[Extracted records]

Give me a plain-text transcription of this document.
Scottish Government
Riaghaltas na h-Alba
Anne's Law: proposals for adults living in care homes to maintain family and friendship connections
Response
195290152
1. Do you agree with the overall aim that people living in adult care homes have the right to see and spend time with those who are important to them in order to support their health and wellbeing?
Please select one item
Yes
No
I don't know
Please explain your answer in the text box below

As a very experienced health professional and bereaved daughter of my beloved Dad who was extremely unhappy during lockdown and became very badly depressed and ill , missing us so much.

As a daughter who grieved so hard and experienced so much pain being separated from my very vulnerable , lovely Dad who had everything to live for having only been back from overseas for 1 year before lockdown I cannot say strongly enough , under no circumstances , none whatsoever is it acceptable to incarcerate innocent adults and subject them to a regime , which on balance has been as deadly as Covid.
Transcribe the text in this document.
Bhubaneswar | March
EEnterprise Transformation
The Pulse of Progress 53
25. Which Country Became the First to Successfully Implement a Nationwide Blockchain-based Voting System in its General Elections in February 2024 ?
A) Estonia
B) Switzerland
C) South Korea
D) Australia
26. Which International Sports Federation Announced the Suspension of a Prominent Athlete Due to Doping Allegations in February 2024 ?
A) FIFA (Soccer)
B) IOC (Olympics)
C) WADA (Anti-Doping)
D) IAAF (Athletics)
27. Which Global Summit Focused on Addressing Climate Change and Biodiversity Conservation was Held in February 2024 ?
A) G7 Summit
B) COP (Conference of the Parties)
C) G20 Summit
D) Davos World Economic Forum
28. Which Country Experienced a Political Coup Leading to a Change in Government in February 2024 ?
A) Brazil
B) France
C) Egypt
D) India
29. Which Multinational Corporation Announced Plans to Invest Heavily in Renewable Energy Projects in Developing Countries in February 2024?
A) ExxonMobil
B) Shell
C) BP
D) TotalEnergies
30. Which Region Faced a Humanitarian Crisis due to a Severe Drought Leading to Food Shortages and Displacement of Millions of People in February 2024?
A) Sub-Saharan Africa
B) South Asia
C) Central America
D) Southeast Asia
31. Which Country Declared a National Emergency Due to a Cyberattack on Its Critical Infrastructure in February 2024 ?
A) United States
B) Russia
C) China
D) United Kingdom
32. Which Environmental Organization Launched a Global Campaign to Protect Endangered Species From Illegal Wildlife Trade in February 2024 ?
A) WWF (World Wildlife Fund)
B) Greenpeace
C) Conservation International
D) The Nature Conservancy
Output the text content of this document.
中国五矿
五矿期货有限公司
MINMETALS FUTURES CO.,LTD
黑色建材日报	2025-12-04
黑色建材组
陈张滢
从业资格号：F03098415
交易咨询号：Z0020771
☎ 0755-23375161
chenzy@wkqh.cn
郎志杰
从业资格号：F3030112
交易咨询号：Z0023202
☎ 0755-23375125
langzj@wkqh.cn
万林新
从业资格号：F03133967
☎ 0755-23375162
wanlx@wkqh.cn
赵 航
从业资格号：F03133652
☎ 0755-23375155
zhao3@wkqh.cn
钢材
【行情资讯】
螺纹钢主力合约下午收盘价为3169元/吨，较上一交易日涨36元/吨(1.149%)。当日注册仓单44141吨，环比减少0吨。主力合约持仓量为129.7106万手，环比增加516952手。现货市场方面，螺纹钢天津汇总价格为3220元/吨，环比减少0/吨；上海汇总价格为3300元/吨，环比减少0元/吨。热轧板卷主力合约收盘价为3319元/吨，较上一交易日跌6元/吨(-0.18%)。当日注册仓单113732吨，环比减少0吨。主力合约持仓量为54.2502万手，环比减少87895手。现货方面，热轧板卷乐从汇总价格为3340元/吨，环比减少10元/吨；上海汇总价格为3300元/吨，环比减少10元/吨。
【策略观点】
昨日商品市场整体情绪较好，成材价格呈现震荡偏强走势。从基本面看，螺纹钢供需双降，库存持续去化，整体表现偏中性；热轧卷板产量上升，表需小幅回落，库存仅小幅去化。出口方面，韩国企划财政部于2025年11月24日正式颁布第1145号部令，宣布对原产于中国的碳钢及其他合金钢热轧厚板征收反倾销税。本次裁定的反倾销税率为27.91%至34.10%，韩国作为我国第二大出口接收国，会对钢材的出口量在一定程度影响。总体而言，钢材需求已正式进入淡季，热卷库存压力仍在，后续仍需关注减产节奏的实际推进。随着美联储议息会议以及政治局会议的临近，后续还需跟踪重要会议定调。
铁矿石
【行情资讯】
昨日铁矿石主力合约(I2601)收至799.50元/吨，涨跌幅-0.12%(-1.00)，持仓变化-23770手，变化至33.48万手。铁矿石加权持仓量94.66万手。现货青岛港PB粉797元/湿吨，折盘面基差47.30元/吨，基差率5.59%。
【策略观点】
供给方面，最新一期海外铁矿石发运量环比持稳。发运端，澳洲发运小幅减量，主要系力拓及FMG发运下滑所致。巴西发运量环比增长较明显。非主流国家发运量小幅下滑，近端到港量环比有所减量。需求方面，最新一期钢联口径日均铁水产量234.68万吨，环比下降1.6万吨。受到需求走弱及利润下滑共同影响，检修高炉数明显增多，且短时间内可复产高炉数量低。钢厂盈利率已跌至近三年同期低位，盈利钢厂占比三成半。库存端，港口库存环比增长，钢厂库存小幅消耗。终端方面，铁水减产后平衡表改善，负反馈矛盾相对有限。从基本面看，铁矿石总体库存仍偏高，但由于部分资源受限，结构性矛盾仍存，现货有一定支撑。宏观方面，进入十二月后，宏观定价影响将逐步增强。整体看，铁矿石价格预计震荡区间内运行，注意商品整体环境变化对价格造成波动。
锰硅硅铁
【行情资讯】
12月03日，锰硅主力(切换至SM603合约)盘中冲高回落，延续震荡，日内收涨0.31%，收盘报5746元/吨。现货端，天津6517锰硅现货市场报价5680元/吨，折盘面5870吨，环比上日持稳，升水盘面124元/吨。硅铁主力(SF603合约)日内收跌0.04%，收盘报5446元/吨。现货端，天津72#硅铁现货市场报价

# Required work:
Reply with one number only: how many lines of the listing hold "text"?

# Expected output:
4